▶ [PROBLEM DETAILS]:
For the material that follows, list every line containing the word "Crypto".

★ ★ ★ ★ ★

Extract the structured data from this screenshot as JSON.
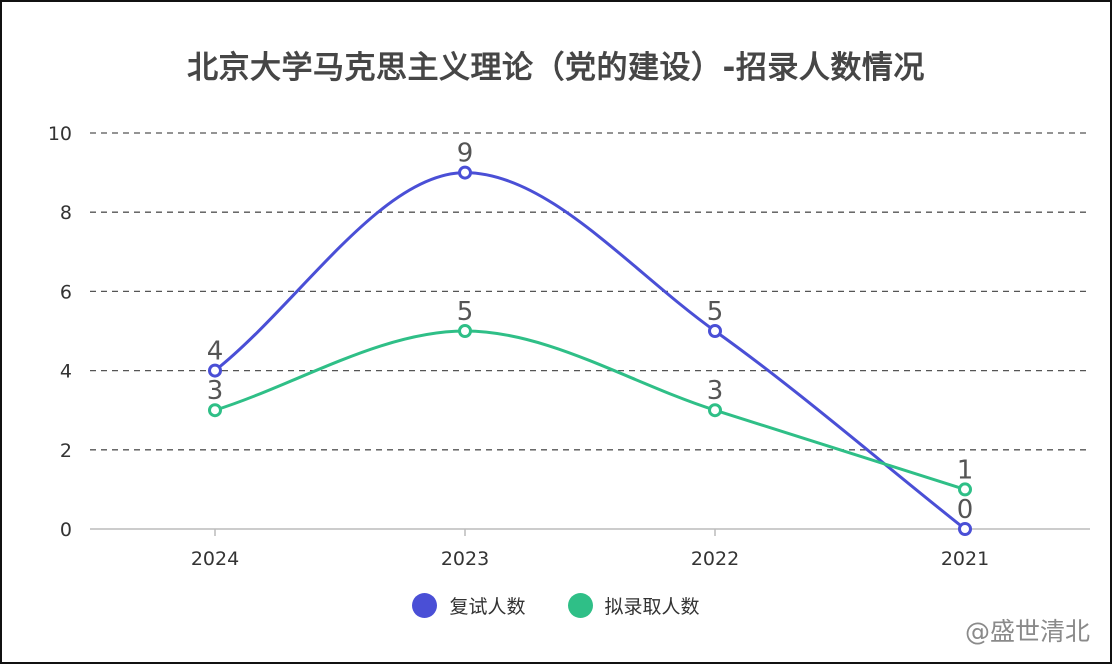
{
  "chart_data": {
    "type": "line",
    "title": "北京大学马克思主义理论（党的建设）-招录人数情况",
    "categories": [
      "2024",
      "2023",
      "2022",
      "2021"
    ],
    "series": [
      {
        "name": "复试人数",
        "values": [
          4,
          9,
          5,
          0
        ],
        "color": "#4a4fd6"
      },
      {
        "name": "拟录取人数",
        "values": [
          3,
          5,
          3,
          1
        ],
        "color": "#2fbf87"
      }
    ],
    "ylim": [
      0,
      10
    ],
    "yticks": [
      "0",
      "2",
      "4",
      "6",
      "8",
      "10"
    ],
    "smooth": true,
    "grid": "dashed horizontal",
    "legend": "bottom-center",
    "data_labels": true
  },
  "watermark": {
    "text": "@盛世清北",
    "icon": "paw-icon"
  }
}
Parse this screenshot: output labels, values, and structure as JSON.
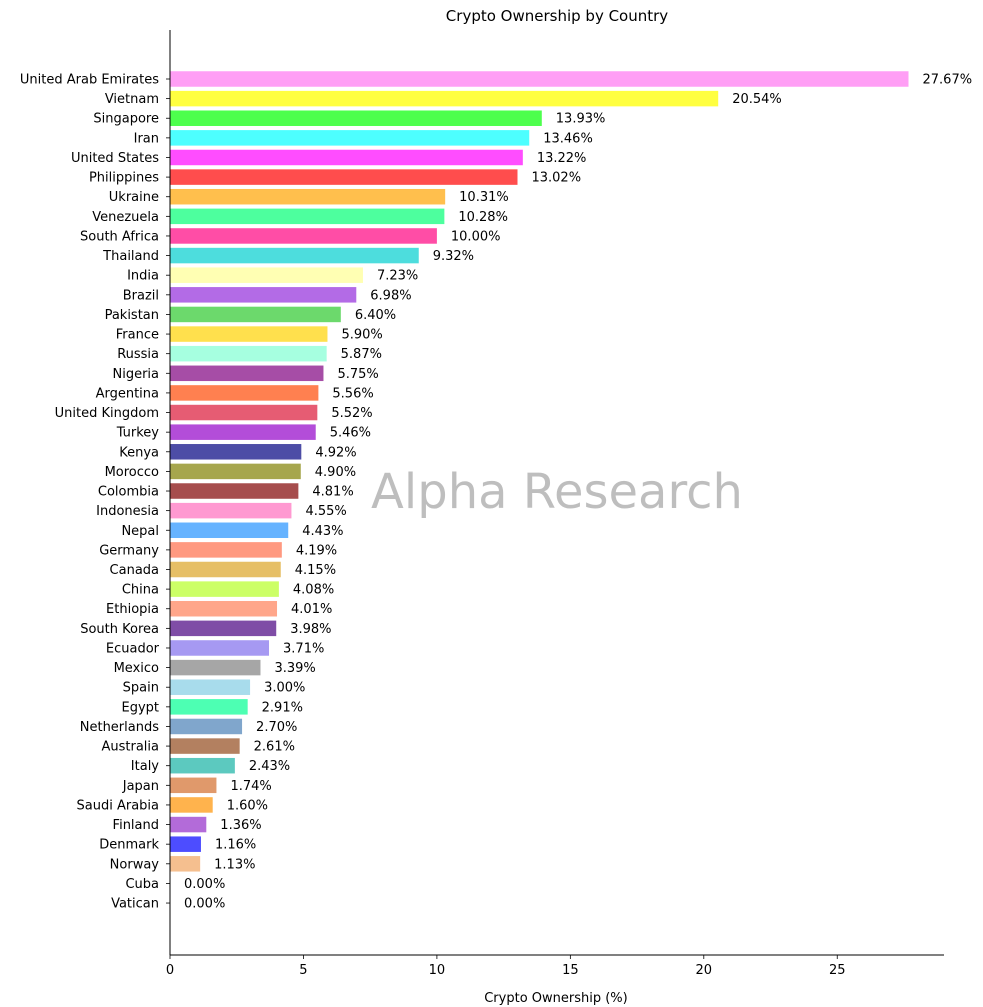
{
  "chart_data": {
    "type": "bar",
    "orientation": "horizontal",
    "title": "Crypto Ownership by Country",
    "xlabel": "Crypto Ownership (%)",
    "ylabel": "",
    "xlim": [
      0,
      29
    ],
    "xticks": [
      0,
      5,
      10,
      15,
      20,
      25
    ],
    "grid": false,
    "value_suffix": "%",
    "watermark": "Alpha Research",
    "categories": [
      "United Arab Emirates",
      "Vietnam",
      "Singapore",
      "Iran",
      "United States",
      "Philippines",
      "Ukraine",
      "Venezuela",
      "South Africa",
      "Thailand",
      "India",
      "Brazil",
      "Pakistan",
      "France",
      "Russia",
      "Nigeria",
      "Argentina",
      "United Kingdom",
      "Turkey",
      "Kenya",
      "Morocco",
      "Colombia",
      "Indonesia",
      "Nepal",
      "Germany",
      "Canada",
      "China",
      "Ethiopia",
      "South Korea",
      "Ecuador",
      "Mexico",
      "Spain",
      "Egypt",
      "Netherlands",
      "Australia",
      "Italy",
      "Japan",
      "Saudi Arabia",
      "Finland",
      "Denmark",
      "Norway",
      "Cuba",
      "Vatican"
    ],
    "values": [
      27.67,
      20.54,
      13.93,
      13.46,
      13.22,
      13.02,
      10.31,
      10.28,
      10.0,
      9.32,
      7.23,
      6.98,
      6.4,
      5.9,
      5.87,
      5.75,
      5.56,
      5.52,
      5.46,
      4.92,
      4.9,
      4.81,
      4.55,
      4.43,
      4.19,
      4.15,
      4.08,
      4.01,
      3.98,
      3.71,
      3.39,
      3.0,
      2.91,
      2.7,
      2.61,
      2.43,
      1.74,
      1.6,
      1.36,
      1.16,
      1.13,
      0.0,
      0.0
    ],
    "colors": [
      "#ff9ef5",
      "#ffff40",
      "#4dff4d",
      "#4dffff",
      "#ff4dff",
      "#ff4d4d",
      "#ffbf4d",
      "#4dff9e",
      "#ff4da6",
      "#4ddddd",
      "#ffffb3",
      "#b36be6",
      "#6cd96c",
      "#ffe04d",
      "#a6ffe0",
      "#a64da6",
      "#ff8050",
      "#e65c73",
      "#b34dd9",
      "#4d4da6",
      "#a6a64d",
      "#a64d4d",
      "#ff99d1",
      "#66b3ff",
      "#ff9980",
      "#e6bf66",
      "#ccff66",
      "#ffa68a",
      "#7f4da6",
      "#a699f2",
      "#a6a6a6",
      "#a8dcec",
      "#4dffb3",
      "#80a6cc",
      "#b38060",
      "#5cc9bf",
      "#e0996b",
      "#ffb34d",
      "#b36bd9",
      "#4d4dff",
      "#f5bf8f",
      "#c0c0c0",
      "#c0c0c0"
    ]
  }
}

★ ★ ★ ★ ★

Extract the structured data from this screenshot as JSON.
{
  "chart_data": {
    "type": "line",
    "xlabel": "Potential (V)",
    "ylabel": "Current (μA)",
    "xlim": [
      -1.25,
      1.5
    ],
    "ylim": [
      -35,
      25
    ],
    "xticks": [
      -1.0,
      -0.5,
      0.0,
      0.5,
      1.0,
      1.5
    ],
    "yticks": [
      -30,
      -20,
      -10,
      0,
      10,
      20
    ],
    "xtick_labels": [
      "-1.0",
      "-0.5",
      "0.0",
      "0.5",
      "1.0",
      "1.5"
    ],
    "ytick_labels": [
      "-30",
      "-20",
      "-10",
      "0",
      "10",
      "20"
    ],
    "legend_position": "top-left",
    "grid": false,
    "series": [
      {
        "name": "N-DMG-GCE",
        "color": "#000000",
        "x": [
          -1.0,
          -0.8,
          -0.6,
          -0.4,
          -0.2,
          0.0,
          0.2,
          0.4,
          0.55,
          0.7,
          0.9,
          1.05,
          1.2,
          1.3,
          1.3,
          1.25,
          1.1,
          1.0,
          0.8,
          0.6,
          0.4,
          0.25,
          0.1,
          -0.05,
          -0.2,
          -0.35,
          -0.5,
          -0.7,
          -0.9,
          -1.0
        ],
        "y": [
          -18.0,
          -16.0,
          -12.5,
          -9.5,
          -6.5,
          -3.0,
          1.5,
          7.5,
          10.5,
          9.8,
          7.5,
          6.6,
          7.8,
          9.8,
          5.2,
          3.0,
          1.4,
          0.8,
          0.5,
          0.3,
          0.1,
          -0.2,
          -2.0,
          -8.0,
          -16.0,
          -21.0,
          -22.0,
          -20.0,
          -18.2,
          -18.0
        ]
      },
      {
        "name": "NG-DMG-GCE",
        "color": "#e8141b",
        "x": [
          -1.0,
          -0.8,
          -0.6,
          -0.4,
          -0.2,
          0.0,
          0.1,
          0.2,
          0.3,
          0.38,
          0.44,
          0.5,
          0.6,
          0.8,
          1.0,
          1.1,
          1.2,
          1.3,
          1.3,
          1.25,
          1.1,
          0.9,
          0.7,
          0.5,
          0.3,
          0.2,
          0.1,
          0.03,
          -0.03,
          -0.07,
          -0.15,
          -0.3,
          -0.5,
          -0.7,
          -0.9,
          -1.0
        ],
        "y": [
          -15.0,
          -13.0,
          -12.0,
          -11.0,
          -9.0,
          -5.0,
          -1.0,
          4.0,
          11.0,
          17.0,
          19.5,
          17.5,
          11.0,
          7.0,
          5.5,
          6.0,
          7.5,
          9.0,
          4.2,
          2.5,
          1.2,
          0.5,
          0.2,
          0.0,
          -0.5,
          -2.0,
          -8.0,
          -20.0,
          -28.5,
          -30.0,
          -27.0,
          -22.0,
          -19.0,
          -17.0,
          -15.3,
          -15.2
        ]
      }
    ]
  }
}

★ ★ ★ ★ ★

▶ [RESULT OF THIS EXERCISE]:
    "title": "Crypto Ownership by Country",
    "xlabel": "Crypto Ownership (%)",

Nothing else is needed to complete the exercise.